* EXERCISE OBJECTIVE:
Copy all lines that contain the word "이진호를".
BEGIN
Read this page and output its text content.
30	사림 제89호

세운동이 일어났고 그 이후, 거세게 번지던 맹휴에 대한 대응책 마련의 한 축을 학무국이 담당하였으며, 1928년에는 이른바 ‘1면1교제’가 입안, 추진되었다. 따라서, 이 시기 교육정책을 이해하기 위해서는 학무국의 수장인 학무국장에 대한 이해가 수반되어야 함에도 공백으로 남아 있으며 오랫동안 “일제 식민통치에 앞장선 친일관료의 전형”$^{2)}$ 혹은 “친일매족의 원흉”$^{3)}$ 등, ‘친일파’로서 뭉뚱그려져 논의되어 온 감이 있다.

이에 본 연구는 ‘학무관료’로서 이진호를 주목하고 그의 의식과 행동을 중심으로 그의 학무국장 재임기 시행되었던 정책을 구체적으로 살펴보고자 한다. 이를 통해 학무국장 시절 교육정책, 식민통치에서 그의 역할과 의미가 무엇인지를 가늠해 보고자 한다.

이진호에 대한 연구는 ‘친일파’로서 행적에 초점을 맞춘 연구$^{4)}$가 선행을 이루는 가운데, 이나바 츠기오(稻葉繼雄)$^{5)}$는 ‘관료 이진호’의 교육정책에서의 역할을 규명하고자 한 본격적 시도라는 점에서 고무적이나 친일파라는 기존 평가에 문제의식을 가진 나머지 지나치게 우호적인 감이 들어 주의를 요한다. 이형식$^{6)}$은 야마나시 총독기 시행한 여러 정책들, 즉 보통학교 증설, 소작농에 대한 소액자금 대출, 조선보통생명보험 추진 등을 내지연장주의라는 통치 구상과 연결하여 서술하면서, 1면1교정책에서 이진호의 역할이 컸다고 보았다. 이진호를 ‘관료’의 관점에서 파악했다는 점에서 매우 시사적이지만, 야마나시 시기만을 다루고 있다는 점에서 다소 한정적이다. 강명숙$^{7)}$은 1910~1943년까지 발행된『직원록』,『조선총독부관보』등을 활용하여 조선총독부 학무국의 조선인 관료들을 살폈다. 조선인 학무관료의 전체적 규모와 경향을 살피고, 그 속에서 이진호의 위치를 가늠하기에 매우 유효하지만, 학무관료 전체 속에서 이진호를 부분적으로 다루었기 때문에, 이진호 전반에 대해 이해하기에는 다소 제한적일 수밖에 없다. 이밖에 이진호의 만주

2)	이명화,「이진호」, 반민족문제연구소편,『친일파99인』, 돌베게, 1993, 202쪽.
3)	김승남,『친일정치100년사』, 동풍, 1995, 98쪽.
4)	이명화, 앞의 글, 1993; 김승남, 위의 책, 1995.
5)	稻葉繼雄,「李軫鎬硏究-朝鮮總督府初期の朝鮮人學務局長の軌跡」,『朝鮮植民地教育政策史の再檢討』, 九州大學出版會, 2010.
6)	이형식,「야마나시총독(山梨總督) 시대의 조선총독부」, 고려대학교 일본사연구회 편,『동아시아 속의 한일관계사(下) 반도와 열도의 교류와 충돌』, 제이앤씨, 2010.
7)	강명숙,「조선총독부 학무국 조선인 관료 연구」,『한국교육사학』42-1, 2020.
END
* ANSWER TO THE EXERCISE:
이에 본 연구는 ‘학무관료’로서 이진호를 주목하고 그의 의식과 행동을 중심으로 그의 학무국장 재임기 시행되었던 정책을 구체적으로 살펴보고자 한다. 이를 통해 학무국장 시절 교육정책, 식민통치에서 그의 역할과 의미가 무엇인지를 가늠해 보고자 한다.
이진호에 대한 연구는 ‘친일파’로서 행적에 초점을 맞춘 연구$^{4)}$가 선행을 이루는 가운데, 이나바 츠기오(稻葉繼雄)$^{5)}$는 ‘관료 이진호’의 교육정책에서의 역할을 규명하고자 한 본격적 시도라는 점에서 고무적이나 친일파라는 기존 평가에 문제의식을 가진 나머지 지나치게 우호적인 감이 들어 주의를 요한다. 이형식$^{6)}$은 야마나시 총독기 시행한 여러 정책들, 즉 보통학교 증설, 소작농에 대한 소액자금 대출, 조선보통생명보험 추진 등을 내지연장주의라는 통치 구상과 연결하여 서술하면서, 1면1교정책에서 이진호의 역할이 컸다고 보았다. 이진호를 ‘관료’의 관점에서 파악했다는 점에서 매우 시사적이지만, 야마나시 시기만을 다루고 있다는 점에서 다소 한정적이다. 강명숙$^{7)}$은 1910~1943년까지 발행된『직원록』,『조선총독부관보』등을 활용하여 조선총독부 학무국의 조선인 관료들을 살폈다. 조선인 학무관료의 전체적 규모와 경향을 살피고, 그 속에서 이진호의 위치를 가늠하기에 매우 유효하지만, 학무관료 전체 속에서 이진호를 부분적으로 다루었기 때문에, 이진호 전반에 대해 이해하기에는 다소 제한적일 수밖에 없다. 이밖에 이진호의 만주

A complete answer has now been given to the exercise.